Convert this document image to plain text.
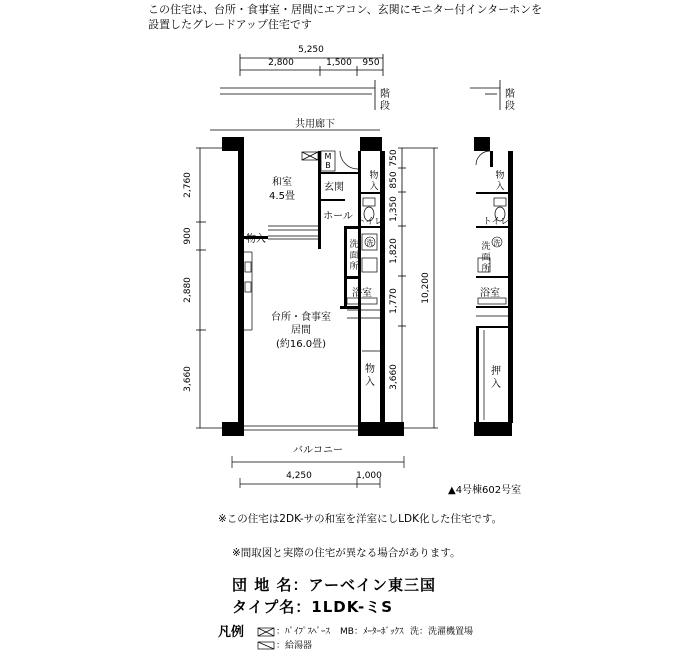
この住宅は、台所・食事室・居間にエアコン、玄関にモニター付インターホンを
設置したグレードアップ住宅です
5,250
2,800	1,500 950
階
段
階
段
共用廊下
2,760
900
2,880
3,660
750
850
1,350
1,820
1,770
3,660
10,200
和室
4.5畳
物入
M
B
玄関
ホール
物
入
トイレ
洗
洗
面
所
浴室
台所・食事室
居間
(約16.0畳)
物
入
バルコニー
4,250	1,000
物
入
トイレ
洗
洗
面
所
浴室
押
入
▲4号棟602号室
※この住宅は2DK-サの和室を洋室にしLDK化した住宅です。
※間取図と実際の住宅が異なる場合があります。
団 地 名：アーベイン東三国
タイプ名：1LDK-ミS
凡例	：ﾊﾟｲﾌﾟｽﾍﾟｰｽ MB：ﾒｰﾀｰﾎﾞｯｸｽ 洗：洗濯機置場
：給湯器
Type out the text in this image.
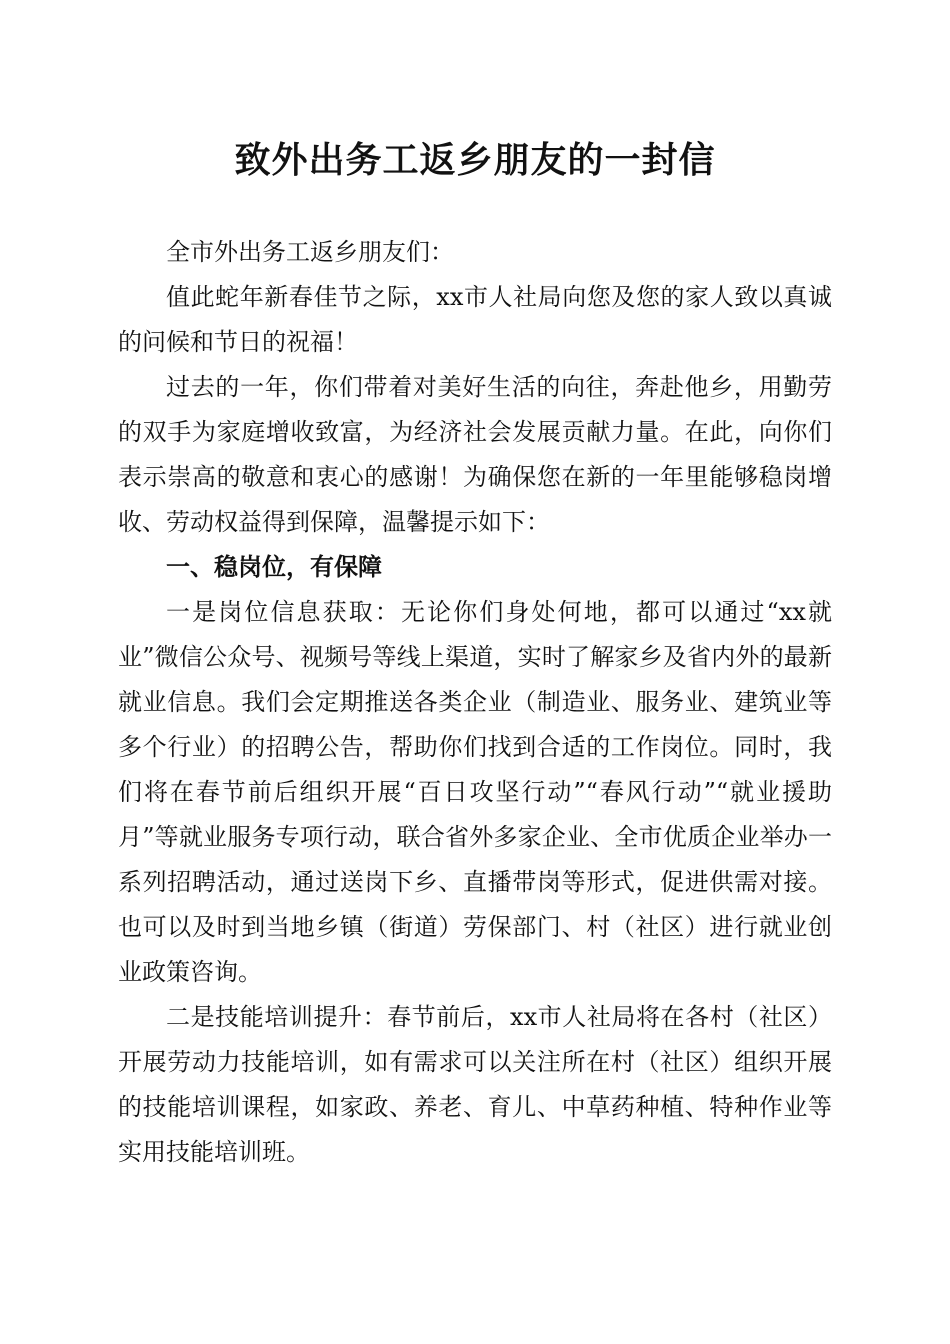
致外出务工返乡朋友的一封信

全市外出务工返乡朋友们：

值此蛇年新春佳节之际，xx市人社局向您及您的家人致以真诚的问候和节日的祝福！

过去的一年，你们带着对美好生活的向往，奔赴他乡，用勤劳的双手为家庭增收致富，为经济社会发展贡献力量。在此，向你们表示崇高的敬意和衷心的感谢！为确保您在新的一年里能够稳岗增收、劳动权益得到保障，温馨提示如下：

一、稳岗位，有保障

一是岗位信息获取：无论你们身处何地，都可以通过“xx就业”微信公众号、视频号等线上渠道，实时了解家乡及省内外的最新就业信息。我们会定期推送各类企业（制造业、服务业、建筑业等多个行业）的招聘公告，帮助你们找到合适的工作岗位。同时，我们将在春节前后组织开展“百日攻坚行动”“春风行动”“就业援助月”等就业服务专项行动，联合省外多家企业、全市优质企业举办一系列招聘活动，通过送岗下乡、直播带岗等形式，促进供需对接。也可以及时到当地乡镇（街道）劳保部门、村（社区）进行就业创业政策咨询。

二是技能培训提升：春节前后，xx市人社局将在各村（社区）开展劳动力技能培训，如有需求可以关注所在村（社区）组织开展的技能培训课程，如家政、养老、育儿、中草药种植、特种作业等实用技能培训班。
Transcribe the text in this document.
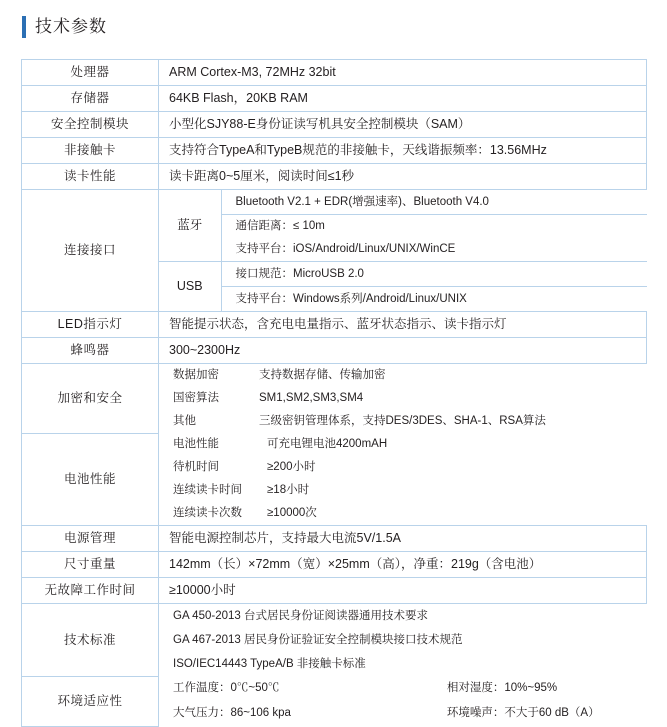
技术参数
处理器	ARM Cortex-M3, 72MHz 32bit
存储器	64KB Flash，20KB RAM
安全控制模块	小型化SJY88-E身份证读写机具安全控制模块（SAM）
非接触卡	支持符合TypeA和TypeB规范的非接触卡，天线谐振频率：13.56MHz
读卡性能	读卡距离0~5厘米，阅读时间≤1秒
连接接口	
蓝牙	Bluetooth V2.1 + EDR(增强速率)、Bluetooth V4.0
通信距离：≤ 10m
支持平台：iOS/Android/Linux/UNIX/WinCE
USB	接口规范：MicroUSB 2.0
支持平台：Windows系列/Android/Linux/UNIX

LED指示灯	智能提示状态，含充电电量指示、蓝牙状态指示、读卡指示灯
蜂鸣器	300~2300Hz
加密和安全	
数据加密	支持数据存储、传输加密
国密算法	SM1,SM2,SM3,SM4
其他	三级密钥管理体系，支持DES/3DES、SHA-1、RSA算法

电池性能	
电池性能	可充电锂电池4200mAH
待机时间	≥200小时
连续读卡时间	≥18小时
连续读卡次数	≥10000次

电源管理	智能电源控制芯片，支持最大电流5V/1.5A
尺寸重量	142mm（长）×72mm（宽）×25mm（高），净重：219g（含电池）
无故障工作时间	≥10000小时
技术标准	
GA 450-2013 台式居民身份证阅读器通用技术要求
GA 467-2013 居民身份证验证安全控制模块接口技术规范
ISO/IEC14443 TypeA/B 非接触卡标准

环境适应性	
工作温度：0℃~50℃	相对湿度：10%~95%
大气压力：86~106 kpa	环境噪声：不大于60 dB（A）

**Set problem**
From the entries above, copy each line holding "UNIX".

**Finished exercise**
支持平台：iOS/Android/Linux/UNIX/WinCE
支持平台：Windows系列/Android/Linux/UNIX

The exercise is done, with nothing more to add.